(Figure contents as structured data)
--
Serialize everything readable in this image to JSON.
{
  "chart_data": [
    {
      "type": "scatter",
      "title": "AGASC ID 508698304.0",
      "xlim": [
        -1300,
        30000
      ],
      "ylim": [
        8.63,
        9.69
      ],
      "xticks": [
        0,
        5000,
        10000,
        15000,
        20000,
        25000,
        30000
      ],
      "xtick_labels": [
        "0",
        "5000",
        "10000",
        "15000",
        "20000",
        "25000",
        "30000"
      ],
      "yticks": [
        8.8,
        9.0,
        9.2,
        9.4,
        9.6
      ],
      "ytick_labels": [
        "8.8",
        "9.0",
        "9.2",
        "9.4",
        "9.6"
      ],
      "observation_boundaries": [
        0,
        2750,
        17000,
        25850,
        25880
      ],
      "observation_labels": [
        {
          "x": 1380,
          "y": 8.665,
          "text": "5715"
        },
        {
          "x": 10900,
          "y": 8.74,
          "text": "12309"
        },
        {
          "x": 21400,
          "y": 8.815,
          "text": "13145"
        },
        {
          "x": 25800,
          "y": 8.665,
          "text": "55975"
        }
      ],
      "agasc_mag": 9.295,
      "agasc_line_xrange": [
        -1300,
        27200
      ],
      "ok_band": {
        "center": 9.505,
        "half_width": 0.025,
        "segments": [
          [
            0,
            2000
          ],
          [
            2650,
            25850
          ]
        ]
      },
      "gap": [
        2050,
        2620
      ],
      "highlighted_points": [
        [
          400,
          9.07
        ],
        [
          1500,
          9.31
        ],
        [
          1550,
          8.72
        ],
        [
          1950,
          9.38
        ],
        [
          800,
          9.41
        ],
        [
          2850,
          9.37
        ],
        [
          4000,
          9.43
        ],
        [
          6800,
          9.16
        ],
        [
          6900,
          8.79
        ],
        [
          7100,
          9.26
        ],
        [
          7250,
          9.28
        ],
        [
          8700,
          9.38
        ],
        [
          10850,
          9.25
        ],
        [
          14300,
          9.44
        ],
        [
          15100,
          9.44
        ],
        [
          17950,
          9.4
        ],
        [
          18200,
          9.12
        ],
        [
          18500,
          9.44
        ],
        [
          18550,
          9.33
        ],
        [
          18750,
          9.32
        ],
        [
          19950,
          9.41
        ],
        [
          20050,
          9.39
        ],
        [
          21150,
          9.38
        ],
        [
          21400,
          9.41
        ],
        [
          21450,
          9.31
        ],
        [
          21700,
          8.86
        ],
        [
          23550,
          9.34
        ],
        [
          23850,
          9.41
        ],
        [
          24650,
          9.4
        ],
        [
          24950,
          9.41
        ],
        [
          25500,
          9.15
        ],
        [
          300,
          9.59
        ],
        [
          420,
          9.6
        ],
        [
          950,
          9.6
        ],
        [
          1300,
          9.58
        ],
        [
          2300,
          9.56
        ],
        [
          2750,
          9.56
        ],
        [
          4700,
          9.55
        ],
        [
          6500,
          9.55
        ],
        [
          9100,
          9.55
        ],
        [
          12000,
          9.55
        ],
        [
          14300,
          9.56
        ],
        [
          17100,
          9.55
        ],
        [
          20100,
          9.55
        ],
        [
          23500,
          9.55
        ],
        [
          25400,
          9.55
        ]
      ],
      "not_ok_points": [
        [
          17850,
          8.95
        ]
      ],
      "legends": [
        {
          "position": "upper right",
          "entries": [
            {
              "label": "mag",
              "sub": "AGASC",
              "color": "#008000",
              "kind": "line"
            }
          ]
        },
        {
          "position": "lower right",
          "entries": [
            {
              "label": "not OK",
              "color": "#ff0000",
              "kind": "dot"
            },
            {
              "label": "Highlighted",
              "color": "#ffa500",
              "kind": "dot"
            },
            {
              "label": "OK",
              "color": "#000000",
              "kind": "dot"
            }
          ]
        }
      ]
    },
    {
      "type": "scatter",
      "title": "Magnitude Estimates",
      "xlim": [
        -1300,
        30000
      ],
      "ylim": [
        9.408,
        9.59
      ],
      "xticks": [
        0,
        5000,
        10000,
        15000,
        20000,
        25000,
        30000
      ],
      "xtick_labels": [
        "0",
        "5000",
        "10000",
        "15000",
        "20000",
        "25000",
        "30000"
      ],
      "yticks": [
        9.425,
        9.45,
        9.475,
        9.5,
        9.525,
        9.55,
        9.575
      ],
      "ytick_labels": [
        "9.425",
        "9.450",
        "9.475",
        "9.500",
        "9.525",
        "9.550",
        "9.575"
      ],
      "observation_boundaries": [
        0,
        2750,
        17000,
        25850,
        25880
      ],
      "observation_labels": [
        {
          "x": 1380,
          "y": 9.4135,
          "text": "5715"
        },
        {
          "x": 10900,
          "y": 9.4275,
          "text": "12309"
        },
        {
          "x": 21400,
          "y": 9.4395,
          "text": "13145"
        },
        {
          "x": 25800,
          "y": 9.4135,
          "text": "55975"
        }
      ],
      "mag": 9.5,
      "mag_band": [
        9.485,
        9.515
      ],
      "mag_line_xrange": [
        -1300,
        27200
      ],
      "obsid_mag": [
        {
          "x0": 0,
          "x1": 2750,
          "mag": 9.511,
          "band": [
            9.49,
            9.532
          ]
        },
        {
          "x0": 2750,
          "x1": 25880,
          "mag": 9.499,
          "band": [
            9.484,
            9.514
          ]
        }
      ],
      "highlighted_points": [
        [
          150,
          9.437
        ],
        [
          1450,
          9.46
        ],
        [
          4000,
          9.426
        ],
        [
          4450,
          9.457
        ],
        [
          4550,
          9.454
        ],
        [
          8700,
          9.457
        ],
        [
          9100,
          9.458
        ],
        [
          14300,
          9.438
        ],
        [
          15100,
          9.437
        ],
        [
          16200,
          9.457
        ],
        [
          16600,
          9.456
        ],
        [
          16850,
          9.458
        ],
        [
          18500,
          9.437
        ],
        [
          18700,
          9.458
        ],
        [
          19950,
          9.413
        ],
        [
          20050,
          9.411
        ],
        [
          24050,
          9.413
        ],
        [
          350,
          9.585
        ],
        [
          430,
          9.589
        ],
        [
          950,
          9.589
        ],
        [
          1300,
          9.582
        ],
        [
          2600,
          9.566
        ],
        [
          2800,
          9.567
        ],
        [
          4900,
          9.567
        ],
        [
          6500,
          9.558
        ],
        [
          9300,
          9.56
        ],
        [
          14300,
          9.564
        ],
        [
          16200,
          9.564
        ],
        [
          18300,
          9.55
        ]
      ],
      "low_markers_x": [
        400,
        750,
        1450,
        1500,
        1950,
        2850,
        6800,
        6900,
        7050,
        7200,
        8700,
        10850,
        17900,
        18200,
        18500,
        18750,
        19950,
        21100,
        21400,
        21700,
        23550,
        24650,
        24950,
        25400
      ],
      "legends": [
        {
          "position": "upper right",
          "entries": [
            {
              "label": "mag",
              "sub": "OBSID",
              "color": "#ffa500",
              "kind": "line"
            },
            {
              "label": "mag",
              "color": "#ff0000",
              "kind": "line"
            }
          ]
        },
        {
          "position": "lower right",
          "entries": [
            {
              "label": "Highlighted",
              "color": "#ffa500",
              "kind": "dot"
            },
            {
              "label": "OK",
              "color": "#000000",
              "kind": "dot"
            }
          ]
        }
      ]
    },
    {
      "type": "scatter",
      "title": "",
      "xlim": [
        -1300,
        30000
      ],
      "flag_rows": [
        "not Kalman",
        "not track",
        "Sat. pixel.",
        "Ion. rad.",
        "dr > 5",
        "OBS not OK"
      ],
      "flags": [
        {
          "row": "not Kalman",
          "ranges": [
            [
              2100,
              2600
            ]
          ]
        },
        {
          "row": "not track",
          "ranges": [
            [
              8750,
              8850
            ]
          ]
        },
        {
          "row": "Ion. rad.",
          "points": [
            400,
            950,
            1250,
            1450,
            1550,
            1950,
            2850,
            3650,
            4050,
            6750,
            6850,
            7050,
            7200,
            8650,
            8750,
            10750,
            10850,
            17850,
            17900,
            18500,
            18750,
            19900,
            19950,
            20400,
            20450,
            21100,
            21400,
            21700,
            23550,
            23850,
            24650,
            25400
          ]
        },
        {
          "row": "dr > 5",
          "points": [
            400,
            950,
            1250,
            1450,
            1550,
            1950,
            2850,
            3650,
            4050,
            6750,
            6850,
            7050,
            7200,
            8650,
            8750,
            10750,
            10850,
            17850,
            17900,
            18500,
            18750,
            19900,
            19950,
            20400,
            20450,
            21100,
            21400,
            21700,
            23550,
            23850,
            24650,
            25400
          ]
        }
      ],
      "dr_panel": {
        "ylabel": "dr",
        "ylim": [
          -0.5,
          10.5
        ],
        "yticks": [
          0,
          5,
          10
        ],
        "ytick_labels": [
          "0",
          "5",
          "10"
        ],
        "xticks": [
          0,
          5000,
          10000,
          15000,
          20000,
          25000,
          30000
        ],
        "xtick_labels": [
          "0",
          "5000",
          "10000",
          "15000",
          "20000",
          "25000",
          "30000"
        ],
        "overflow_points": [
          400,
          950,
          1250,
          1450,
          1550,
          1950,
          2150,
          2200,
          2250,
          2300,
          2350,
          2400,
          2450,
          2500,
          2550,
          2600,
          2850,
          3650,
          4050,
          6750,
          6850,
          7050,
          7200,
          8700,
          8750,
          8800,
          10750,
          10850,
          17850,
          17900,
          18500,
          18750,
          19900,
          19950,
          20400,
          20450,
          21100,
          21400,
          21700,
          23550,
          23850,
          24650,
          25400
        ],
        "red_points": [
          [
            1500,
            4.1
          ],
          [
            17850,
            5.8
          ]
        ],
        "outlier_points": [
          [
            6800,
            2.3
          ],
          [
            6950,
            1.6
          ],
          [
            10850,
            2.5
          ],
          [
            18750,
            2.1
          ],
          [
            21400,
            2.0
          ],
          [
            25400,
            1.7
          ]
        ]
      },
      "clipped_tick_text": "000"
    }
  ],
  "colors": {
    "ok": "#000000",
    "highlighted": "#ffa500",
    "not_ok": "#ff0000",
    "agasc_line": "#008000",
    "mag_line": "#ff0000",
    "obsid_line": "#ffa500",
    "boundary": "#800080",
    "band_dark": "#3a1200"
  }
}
--
Task objective — Report every line in the data above in which the word "title" appears.

Answer to this exercise —
      "title": "AGASC ID 508698304.0",
      "title": "Magnitude Estimates",
      "title": "",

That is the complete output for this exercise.